### Records to use
[start]
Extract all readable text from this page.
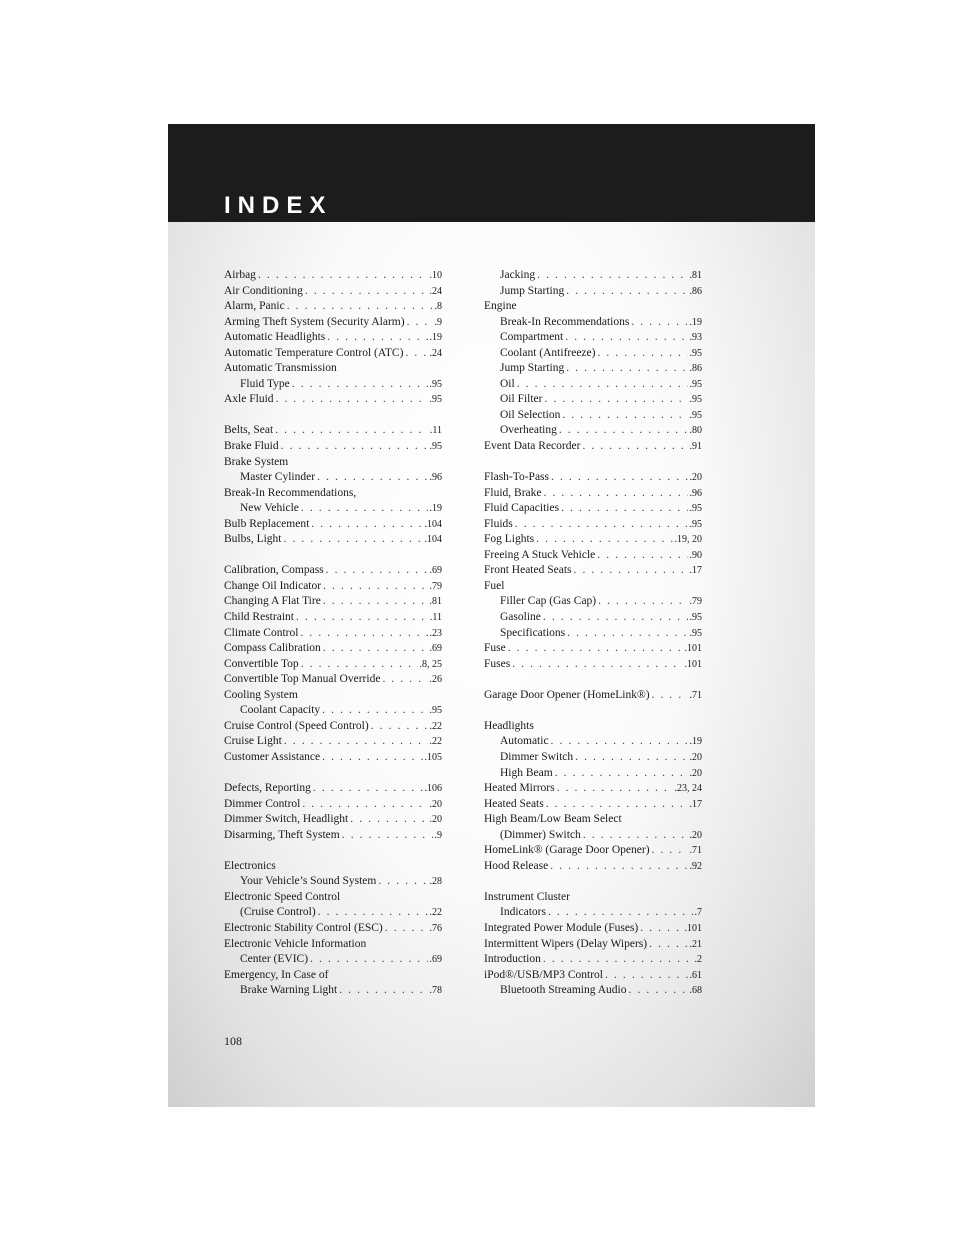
INDEX
Airbag . . .	.10
Air Conditioning . . .	.24
Alarm, Panic . . .	.8
Arming Theft System (Security Alarm) . . .	.9
Automatic Headlights . . .	.19
Automatic Temperature Control (ATC) . . .	.24
Automatic Transmission
Fluid Type . . .	.95
Axle Fluid . . .	.95
Belts, Seat . . .	.11
Brake Fluid . . .	.95
Brake System
Master Cylinder . . .	.96
Break-In Recommendations,
New Vehicle . . .	.19
Bulb Replacement . . .	.104
Bulbs, Light . . .	.104
Calibration, Compass . . .	.69
Change Oil Indicator . . .	.79
Changing A Flat Tire . . .	.81
Child Restraint . . .	.11
Climate Control . . .	.23
Compass Calibration . . .	.69
Convertible Top . . .	.8, 25
Convertible Top Manual Override . . .	.26
Cooling System
Coolant Capacity . . .	.95
Cruise Control (Speed Control) . . .	.22
Cruise Light . . .	.22
Customer Assistance . . .	.105
Defects, Reporting . . .	.106
Dimmer Control . . .	.20
Dimmer Switch, Headlight . . .	.20
Disarming, Theft System . . .	.9
Electronics
Your Vehicle’s Sound System . . .	.28
Electronic Speed Control
(Cruise Control) . . .	.22
Electronic Stability Control (ESC) . . .	.76
Electronic Vehicle Information
Center (EVIC) . . .	.69
Emergency, In Case of
Brake Warning Light . . .	.78
Jacking . . .	.81
Jump Starting . . .	.86
Engine
Break-In Recommendations . . .	.19
Compartment . . .	.93
Coolant (Antifreeze) . . .	.95
Jump Starting . . .	.86
Oil . . .	.95
Oil Filter . . .	.95
Oil Selection . . .	.95
Overheating . . .	.80
Event Data Recorder . . .	.91
Flash-To-Pass . . .	.20
Fluid, Brake . . .	.96
Fluid Capacities . . .	.95
Fluids . . .	.95
Fog Lights . . .	.19, 20
Freeing A Stuck Vehicle . . .	.90
Front Heated Seats . . .	.17
Fuel
Filler Cap (Gas Cap) . . .	.79
Gasoline . . .	.95
Specifications . . .	.95
Fuse . . .	.101
Fuses . . .	.101
Garage Door Opener (HomeLink®) . . .	.71
Headlights
Automatic . . .	.19
Dimmer Switch . . .	.20
High Beam . . .	.20
Heated Mirrors . . .	.23, 24
Heated Seats . . .	.17
High Beam/Low Beam Select
(Dimmer) Switch . . .	.20
HomeLink® (Garage Door Opener) . . .	.71
Hood Release . . .	.92
Instrument Cluster
Indicators . . .	.7
Integrated Power Module (Fuses) . . .	.101
Intermittent Wipers (Delay Wipers) . . .	.21
Introduction . . .	.2
iPod®/USB/MP3 Control . . .	.61
Bluetooth Streaming Audio . . .	.68
108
[end]
### Exercise prompt
Omit every image. Quote each record exactly.

### Solution below
Extract all readable text from this page.
INDEX
Airbag . . .	.10
Air Conditioning . . .	.24
Alarm, Panic . . .	.8
Arming Theft System (Security Alarm) . . .	.9
Automatic Headlights . . .	.19
Automatic Temperature Control (ATC) . . .	.24
Automatic Transmission
Fluid Type . . .	.95
Axle Fluid . . .	.95
Belts, Seat . . .	.11
Brake Fluid . . .	.95
Brake System
Master Cylinder . . .	.96
Break-In Recommendations,
New Vehicle . . .	.19
Bulb Replacement . . .	.104
Bulbs, Light . . .	.104
Calibration, Compass . . .	.69
Change Oil Indicator . . .	.79
Changing A Flat Tire . . .	.81
Child Restraint . . .	.11
Climate Control . . .	.23
Compass Calibration . . .	.69
Convertible Top . . .	.8, 25
Convertible Top Manual Override . . .	.26
Cooling System
Coolant Capacity . . .	.95
Cruise Control (Speed Control) . . .	.22
Cruise Light . . .	.22
Customer Assistance . . .	.105
Defects, Reporting . . .	.106
Dimmer Control . . .	.20
Dimmer Switch, Headlight . . .	.20
Disarming, Theft System . . .	.9
Electronics
Your Vehicle’s Sound System . . .	.28
Electronic Speed Control
(Cruise Control) . . .	.22
Electronic Stability Control (ESC) . . .	.76
Electronic Vehicle Information
Center (EVIC) . . .	.69
Emergency, In Case of
Brake Warning Light . . .	.78
Jacking . . .	.81
Jump Starting . . .	.86
Engine
Break-In Recommendations . . .	.19
Compartment . . .	.93
Coolant (Antifreeze) . . .	.95
Jump Starting . . .	.86
Oil . . .	.95
Oil Filter . . .	.95
Oil Selection . . .	.95
Overheating . . .	.80
Event Data Recorder . . .	.91
Flash-To-Pass . . .	.20
Fluid, Brake . . .	.96
Fluid Capacities . . .	.95
Fluids . . .	.95
Fog Lights . . .	.19, 20
Freeing A Stuck Vehicle . . .	.90
Front Heated Seats . . .	.17
Fuel
Filler Cap (Gas Cap) . . .	.79
Gasoline . . .	.95
Specifications . . .	.95
Fuse . . .	.101
Fuses . . .	.101
Garage Door Opener (HomeLink®) . . .	.71
Headlights
Automatic . . .	.19
Dimmer Switch . . .	.20
High Beam . . .	.20
Heated Mirrors . . .	.23, 24
Heated Seats . . .	.17
High Beam/Low Beam Select
(Dimmer) Switch . . .	.20
HomeLink® (Garage Door Opener) . . .	.71
Hood Release . . .	.92
Instrument Cluster
Indicators . . .	.7
Integrated Power Module (Fuses) . . .	.101
Intermittent Wipers (Delay Wipers) . . .	.21
Introduction . . .	.2
iPod®/USB/MP3 Control . . .	.61
Bluetooth Streaming Audio . . .	.68
108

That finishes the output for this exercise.